Data for processing:
↓

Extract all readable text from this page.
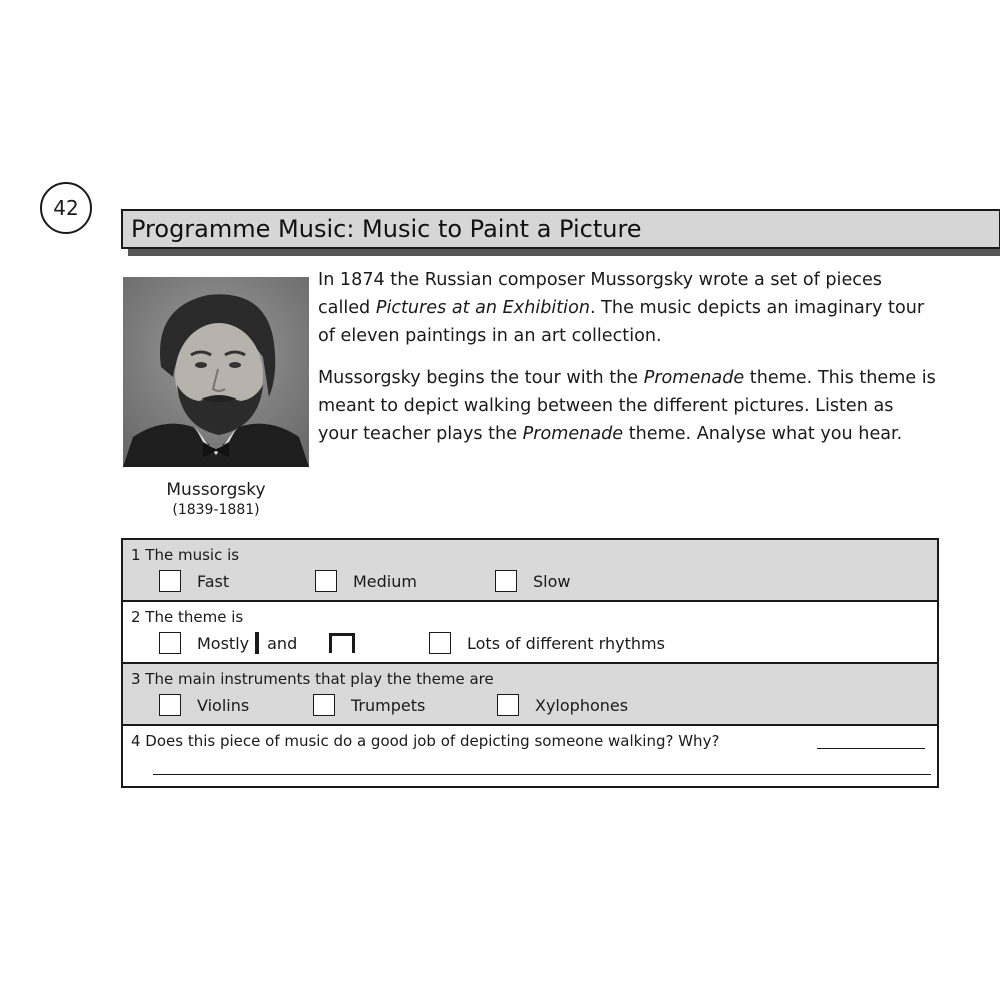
42
Programme Music: Music to Paint a Picture
Mussorgsky
(1839-1881)

In 1874 the Russian composer Mussorgsky wrote a set of pieces called Pictures at an Exhibition. The music depicts an imaginary tour of eleven paintings in an art collection.

Mussorgsky begins the tour with the Promenade theme. This theme is meant to depict walking between the different pictures. Listen as your teacher plays the Promenade theme. Analyse what you hear.

1 The music is
Fast	Medium	Slow
2 The theme is
Mostly and	Lots of different rhythms
3 The main instruments that play the theme are
Violins	Trumpets	Xylophones
4 Does this piece of music do a good job of depicting someone walking? Why?
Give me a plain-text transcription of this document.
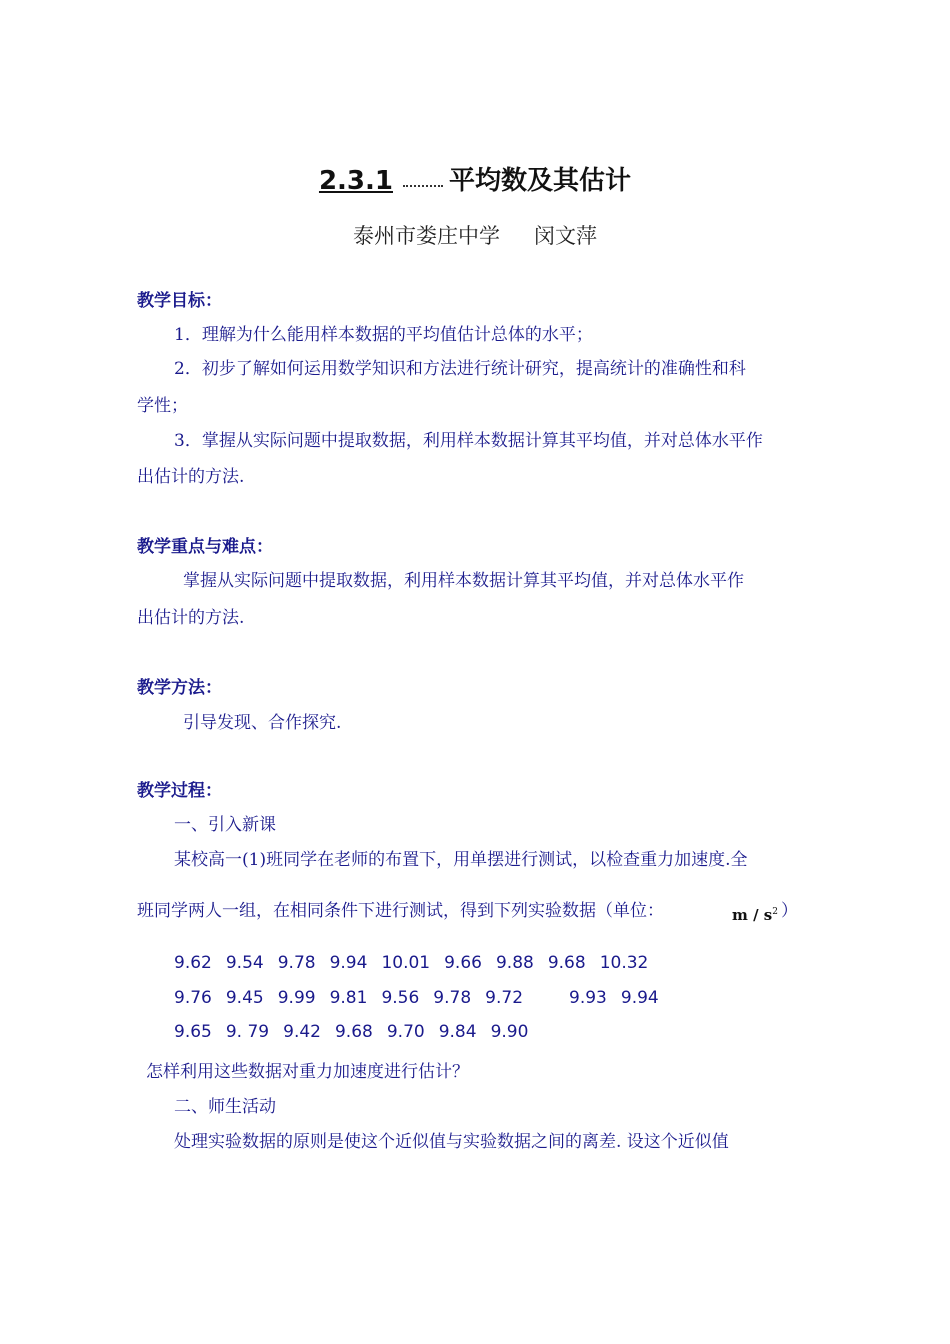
2.3.1 平均数及其估计
泰州市娄庄中学 闵文萍
教学目标：
1．理解为什么能用样本数据的平均值估计总体的水平；
2．初步了解如何运用数学知识和方法进行统计研究，提高统计的准确性和科
学性；
3．掌握从实际问题中提取数据，利用样本数据计算其平均值，并对总体水平作
出估计的方法.
教学重点与难点：
掌握从实际问题中提取数据，利用样本数据计算其平均值，并对总体水平作
出估计的方法.
教学方法：
引导发现、合作探究.
教学过程：
一、引入新课
某校高一(1)班同学在老师的布置下，用单摆进行测试，以检查重力加速度.全
班同学两人一组，在相同条件下进行测试，得到下列实验数据（单位：	m / $s^2$ ）
9.62 9.54 9.78 9.94 10.01 9.66 9.88 9.68 10.32
9.76 9.45 9.99 9.81 9.56 9.78 9.72	9.93 9.94
9.65 9. 79 9.42 9.68 9.70 9.84 9.90
怎样利用这些数据对重力加速度进行估计？
二、师生活动
处理实验数据的原则是使这个近似值与实验数据之间的离差. 设这个近似值
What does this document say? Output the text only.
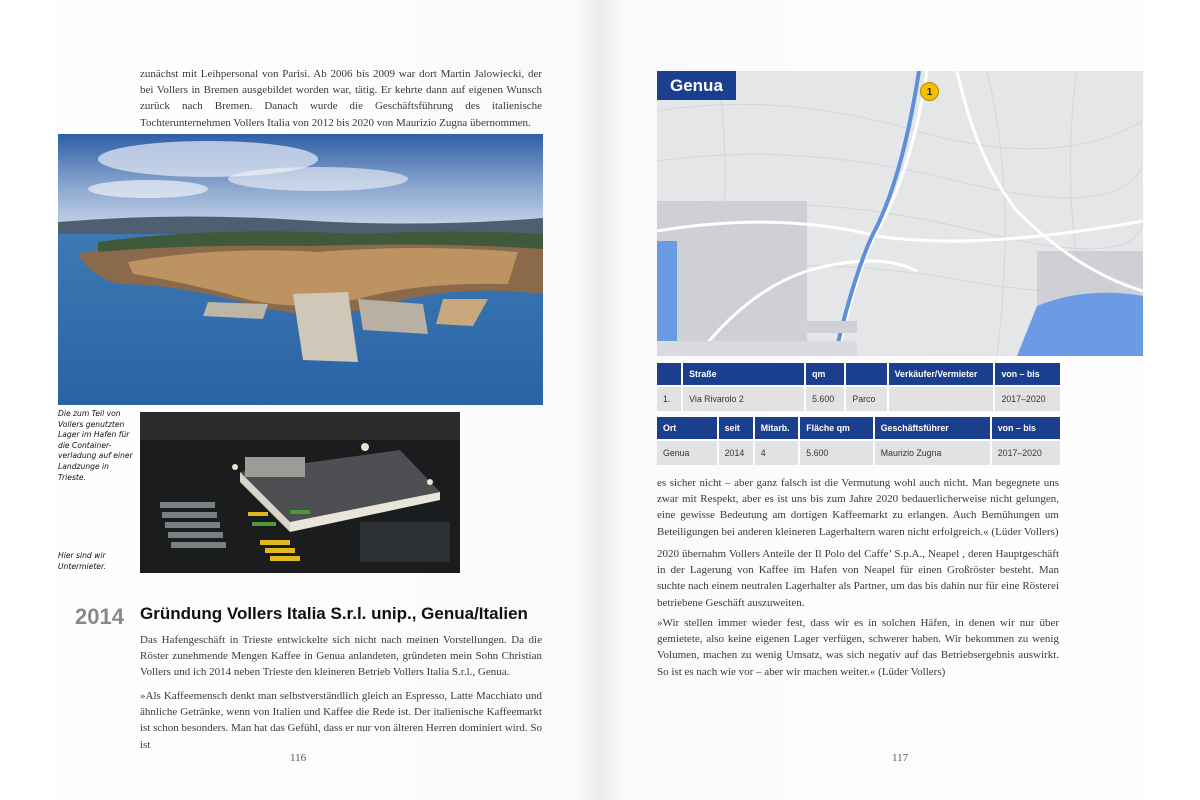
zunächst mit Leihpersonal von Parisi. Ab 2006 bis 2009 war dort Martin Jalowiecki, der bei Vollers in Bremen ausgebildet worden war, tätig. Er kehrte dann auf eigenen Wunsch zurück nach Bremen. Danach wurde die Geschäftsführung des italienische Tochterunternehmen Vollers Italia von 2012 bis 2020 von Maurizio Zugna übernommen.

Die zum Teil von Vollers genutzten Lager im Hafen für die Container-verladung auf einer Landzunge in Trieste.

Hier sind wir Untermieter.

2014 Gründung Vollers Italia S.r.l. unip., Genua/Italien

Das Hafengeschäft in Trieste entwickelte sich nicht nach meinen Vorstellungen. Da die Röster zunehmende Mengen Kaffee in Genua anlandeten, gründeten mein Sohn Christian Vollers und ich 2014 neben Trieste den kleineren Betrieb Vollers Italia S.r.l., Genua.

»Als Kaffeemensch denkt man selbstverständlich gleich an Espresso, Latte Macchiato und ähnliche Getränke, wenn von Italien und Kaffee die Rede ist. Der italienische Kaffeemarkt ist schon besonders. Man hat das Gefühl, dass er nur von älteren Herren dominiert wird. So ist

116
Genua	1
	Straße	qm		Verkäufer/Vermieter	von – bis
1.	Via Rivarolo 2	5.600	Parco		2017–2020
Ort	seit	Mitarb.	Fläche qm	Geschäftsführer	von – bis
Genua	2014	4	5.600	Maurizio Zugna	2017–2020

es sicher nicht – aber ganz falsch ist die Vermutung wohl auch nicht. Man begegnete uns zwar mit Respekt, aber es ist uns bis zum Jahre 2020 bedauerlicherweise nicht gelungen, eine gewisse Bedeutung am dortigen Kaffeemarkt zu erlangen. Auch Bemühungen um Beteiligungen bei anderen kleineren Lagerhaltern waren nicht erfolgreich.« (Lüder Vollers)

2020 übernahm Vollers Anteile der Il Polo del Caffe’ S.p.A., Neapel , deren Hauptgeschäft in der Lagerung von Kaffee im Hafen von Neapel für einen Großröster besteht. Man suchte nach einem neutralen Lagerhalter als Partner, um das bis dahin nur für eine Rösterei betriebene Geschäft auszuweiten.

»Wir stellen immer wieder fest, dass wir es in solchen Häfen, in denen wir nur über gemietete, also keine eigenen Lager verfügen, schwerer haben. Wir bekommen zu wenig Volumen, machen zu wenig Umsatz, was sich negativ auf das Betriebsergebnis auswirkt. So ist es nach wie vor – aber wir machen weiter.« (Lüder Vollers)

117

↑

Task to carry out:
Identify each line of the material where the word "document" shows up, and copy it.

Solution:
Give me a plain-text transcription of this document.
What does this document say? Output the text only.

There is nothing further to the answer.